▸ Given problem A
In the records, lay out the lines from the one with "point [1325,749,1344,767]" through the one with "point [1443,724,1462,743]", both included, as a JSON list of strings with one string per line and no blank lines.

▸ Document text
===
[
https://issues.apache.org/jira/browse/HDFS-4047?page=com.atlassian.jira.plugin.system.issuetabpanels:all-tabpanel
]
Yanbo Liang updated HDFS-4047:
------------------------------
Attachment: HDFS-4047.patch
Hi Eli,
You comment is instructive. But if moving the sleep on IOE from the outer loop
to the inner loop will make the interval of heartbeat sending longer. When IOE
occurs during the process of heartbeat, the thread will sleep for 5s and during
these time the NN will not receive any heartbeat from this DN. It will make
some failure of test case. For example, if the NN waits for the block report
and the DN report thread sleep due to the above IOE, it will takes more time to
make NN exits safe mode. As far as I know, most of the test failure is caused
by this reason. So I just remove the sleep on IOE based on your patch. If IOE
is throw during the loop, just log it and continue the loop as soon as
possible. Looking forward for your opinion~
> BPServiceActor has nested shouldRun loops
> -----------------------------------------
>
> Key: HDFS-4047
> URL: https://issues.apache.org/jira/browse/HDFS-4047
> Project: Hadoop HDFS
> Issue Type: Bug
> Components: name-node
> Affects Versions: 2.0.0-alpha
> Reporter: Eli Collins
> Priority: Minor
> Attachments: HADOOP-4047.patch, HDFS-4047.patch, hdfs-4047.txt
>
>
> BPServiceActor#run and offerService booth have while shouldRun loops. We only
> need the outer one, ie we can hoist the info log from offerService out to run
> and remove the while loop.
===
▸ Given problem B
Copy the whole HDFS-4047 issue update word for word.

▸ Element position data
===
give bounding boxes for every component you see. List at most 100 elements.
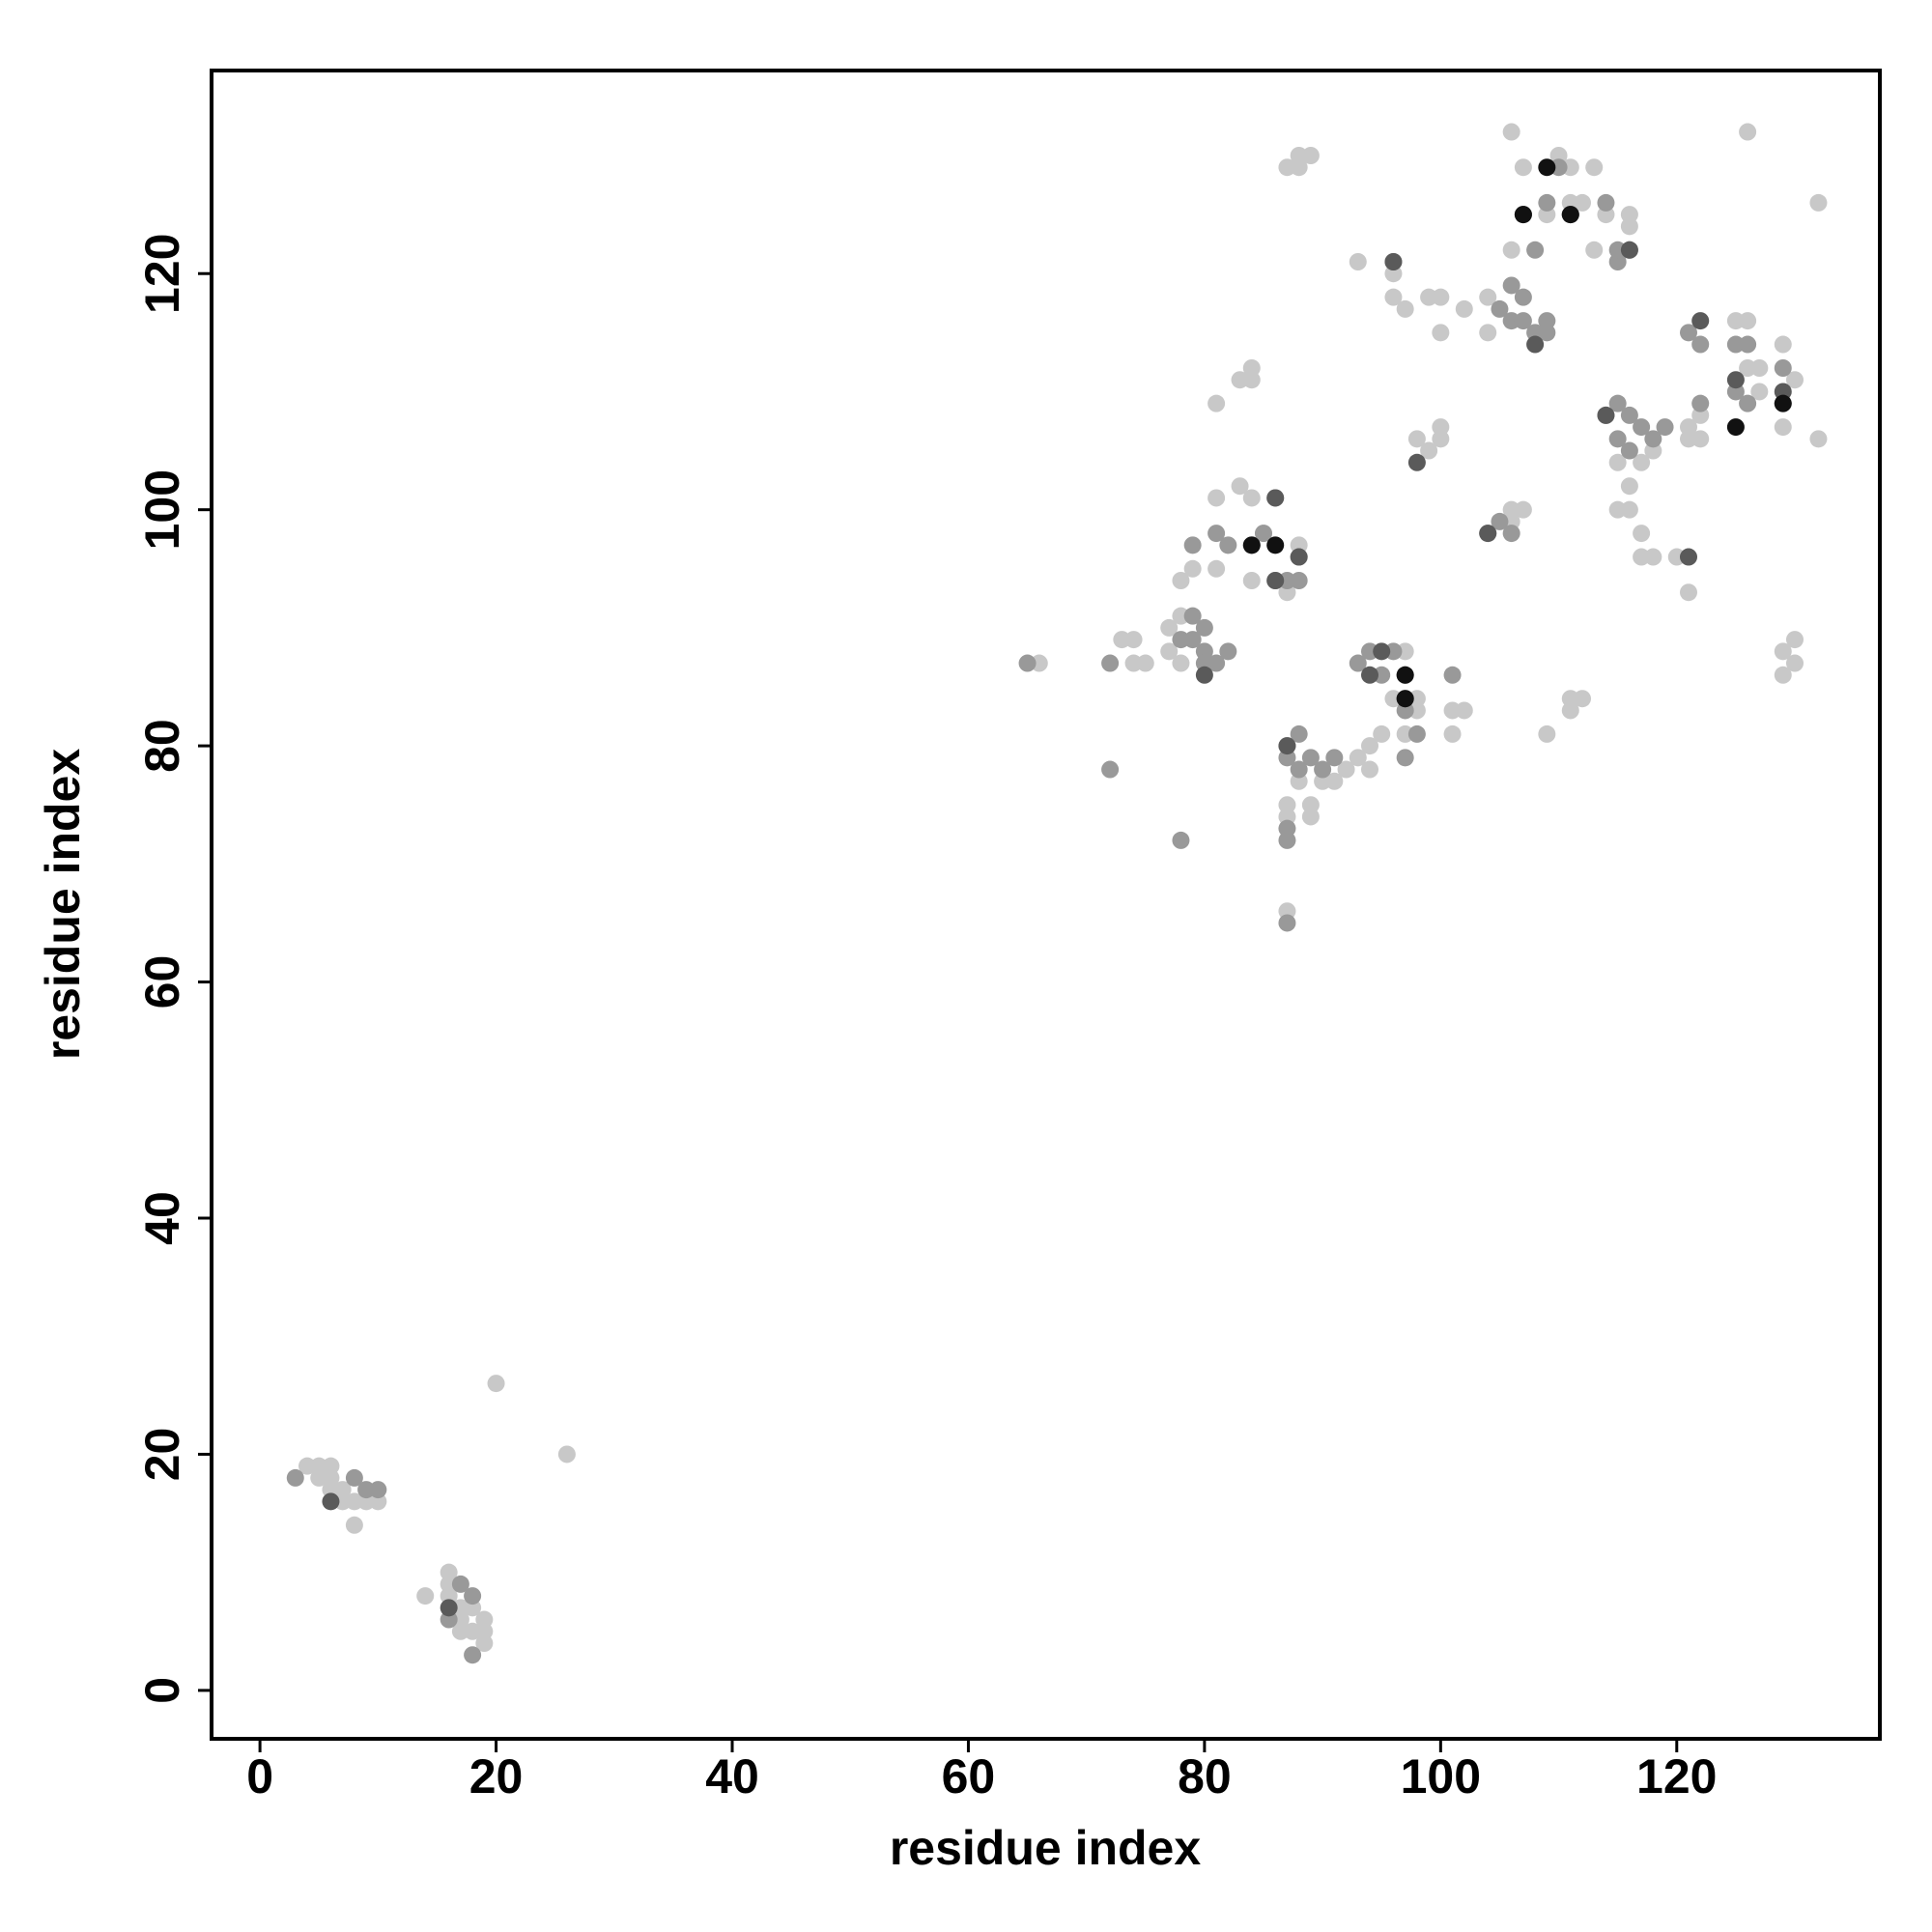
point [1325,749,1344,767]
x-tick-label: 80 [1178,1749,1232,1804]
point [487,1375,505,1393]
point [1514,500,1532,519]
point [1314,760,1332,779]
point [1208,559,1226,578]
point [1242,536,1261,554]
point [1290,158,1308,177]
point [1774,666,1792,684]
point [1278,819,1296,838]
point [1680,548,1697,566]
point [322,1492,340,1511]
point [1396,299,1414,318]
point [1502,241,1520,259]
point [345,1468,363,1487]
point [1455,701,1473,720]
point [1585,241,1604,259]
point [1101,760,1120,779]
x-tick-label: 20 [469,1749,524,1804]
point [1361,737,1378,755]
point [1620,477,1638,496]
point [1183,559,1202,578]
point [1538,193,1556,212]
point [1514,158,1532,177]
point [1726,371,1745,389]
point [1574,193,1591,212]
point [1680,324,1697,342]
point [1608,453,1627,471]
point [1608,394,1627,412]
point [1774,335,1792,354]
point [1407,724,1426,743]
point [1420,441,1438,460]
point [1739,312,1757,330]
point [1656,418,1674,437]
point [1219,536,1237,554]
point [1384,253,1403,270]
point [1349,253,1367,270]
point [1620,500,1638,519]
point [1574,690,1591,708]
point [1585,158,1604,177]
point [1479,288,1497,306]
point [1208,394,1226,412]
point [1786,371,1804,389]
point [1514,288,1532,306]
point [1361,760,1378,779]
y-tick-label: 60 [135,955,189,1009]
y-tick-label: 0 [135,1677,189,1704]
point [1290,724,1308,743]
point [1124,631,1143,649]
point [1301,808,1320,826]
point [1774,394,1792,412]
point [1349,749,1367,767]
point [1278,737,1296,755]
point [369,1481,387,1499]
point [1384,288,1403,306]
point [1809,193,1828,212]
point [1242,572,1261,589]
point [1620,241,1638,259]
point [345,1516,363,1534]
point [1396,690,1414,708]
x-tick-label: 120 [1636,1749,1717,1804]
point [1491,512,1509,530]
point [1691,312,1710,330]
point [1443,724,1462,743]
point [1266,489,1285,507]
point [1172,831,1190,849]
point [1597,406,1615,424]
point [1266,572,1285,589]
point [1208,525,1226,543]
point [1396,666,1414,684]
point [1739,335,1757,354]
point [1455,299,1473,318]
point [464,1646,482,1664]
point [1502,276,1520,295]
x-tick-label: 100 [1401,1749,1481,1804]
point [1750,359,1769,377]
plot-frame [210,69,1882,1741]
point [1172,654,1190,672]
point [1538,324,1556,342]
point [1195,666,1213,684]
point [1691,430,1710,448]
point [1195,618,1213,637]
point [1644,430,1662,448]
point [1301,147,1320,164]
point [1786,654,1804,672]
point [1620,441,1638,460]
point [475,1634,494,1652]
point [1219,642,1237,661]
y-tick-label: 80 [135,719,189,773]
point [1644,548,1662,566]
point [1774,359,1792,377]
point [557,1445,576,1463]
x-tick-label: 0 [246,1749,273,1804]
x-tick-label: 40 [705,1749,759,1804]
y-tick-label: 40 [135,1191,189,1245]
point [416,1587,435,1605]
point [1491,299,1509,318]
point [1255,525,1272,543]
point [1786,631,1804,649]
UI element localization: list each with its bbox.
===
▸ Result A
[
  "point [1325,749,1344,767]",
  "x-tick-label: 80 [1178,1749,1232,1804]",
  "point [487,1375,505,1393]",
  "point [1514,500,1532,519]",
  "point [1314,760,1332,779]",
  "point [1208,559,1226,578]",
  "point [1242,536,1261,554]",
  "point [1290,158,1308,177]",
  "point [1774,666,1792,684]",
  "point [1278,819,1296,838]",
  "point [1680,548,1697,566]",
  "point [322,1492,340,1511]",
  "point [1396,299,1414,318]",
  "point [1502,241,1520,259]",
  "point [345,1468,363,1487]",
  "point [1455,701,1473,720]",
  "point [1585,241,1604,259]",
  "point [1101,760,1120,779]",
  "x-tick-label: 20 [469,1749,524,1804]",
  "point [1361,737,1378,755]",
  "point [1620,477,1638,496]",
  "point [1183,559,1202,578]",
  "point [1538,193,1556,212]",
  "point [1514,158,1532,177]",
  "point [1726,371,1745,389]",
  "point [1574,193,1591,212]",
  "point [1680,324,1697,342]",
  "point [1608,453,1627,471]",
  "point [1608,394,1627,412]",
  "point [1774,335,1792,354]",
  "point [1407,724,1426,743]",
  "point [1420,441,1438,460]",
  "point [1739,312,1757,330]",
  "point [1656,418,1674,437]",
  "point [1219,536,1237,554]",
  "point [1384,253,1403,270]",
  "point [1349,253,1367,270]",
  "point [1620,500,1638,519]",
  "point [1574,690,1591,708]",
  "point [1585,158,1604,177]",
  "point [1479,288,1497,306]",
  "point [1208,394,1226,412]",
  "point [1786,371,1804,389]",
  "point [1514,288,1532,306]",
  "point [1361,760,1378,779]",
  "y-tick-label: 60 [135,955,189,1009]",
  "y-tick-label: 0 [135,1677,189,1704]",
  "point [1290,724,1308,743]",
  "point [1124,631,1143,649]",
  "point [1301,808,1320,826]",
  "point [1774,394,1792,412]",
  "point [1349,749,1367,767]",
  "point [1278,737,1296,755]",
  "point [369,1481,387,1499]",
  "point [1384,288,1403,306]",
  "point [1809,193,1828,212]",
  "point [1242,572,1261,589]",
  "point [1620,241,1638,259]",
  "point [345,1516,363,1534]",
  "point [1396,690,1414,708]",
  "x-tick-label: 120 [1636,1749,1717,1804]",
  "point [1491,512,1509,530]",
  "point [1691,312,1710,330]",
  "point [1443,724,1462,743]"
]

▸ Result B
[
https://issues.apache.org/jira/browse/HDFS-4047?page=com.atlassian.jira.plugin.system.issuetabpanels:all-tabpanel
]
Yanbo Liang updated HDFS-4047:
------------------------------
Attachment: HDFS-4047.patch
Hi Eli,
You comment is instructive. But if moving the sleep on IOE from the outer loop
to the inner loop will make the interval of heartbeat sending longer. When IOE
occurs during the process of heartbeat, the thread will sleep for 5s and during
these time the NN will not receive any heartbeat from this DN. It will make
some failure of test case. For example, if the NN waits for the block report
and the DN report thread sleep due to the above IOE, it will takes more time to
make NN exits safe mode. As far as I know, most of the test failure is caused
by this reason. So I just remove the sleep on IOE based on your patch. If IOE
is throw during the loop, just log it and continue the loop as soon as
possible. Looking forward for your opinion~
> BPServiceActor has nested shouldRun loops
> -----------------------------------------
>
> Key: HDFS-4047
> URL: https://issues.apache.org/jira/browse/HDFS-4047
> Project: Hadoop HDFS
> Issue Type: Bug
> Components: name-node
> Affects Versions: 2.0.0-alpha
> Reporter: Eli Collins
> Priority: Minor
> Attachments: HADOOP-4047.patch, HDFS-4047.patch, hdfs-4047.txt
>
>
> BPServiceActor#run and offerService booth have while shouldRun loops. We only
> need the outer one, ie we can hoist the info log from offerService out to run
> and remove the while loop.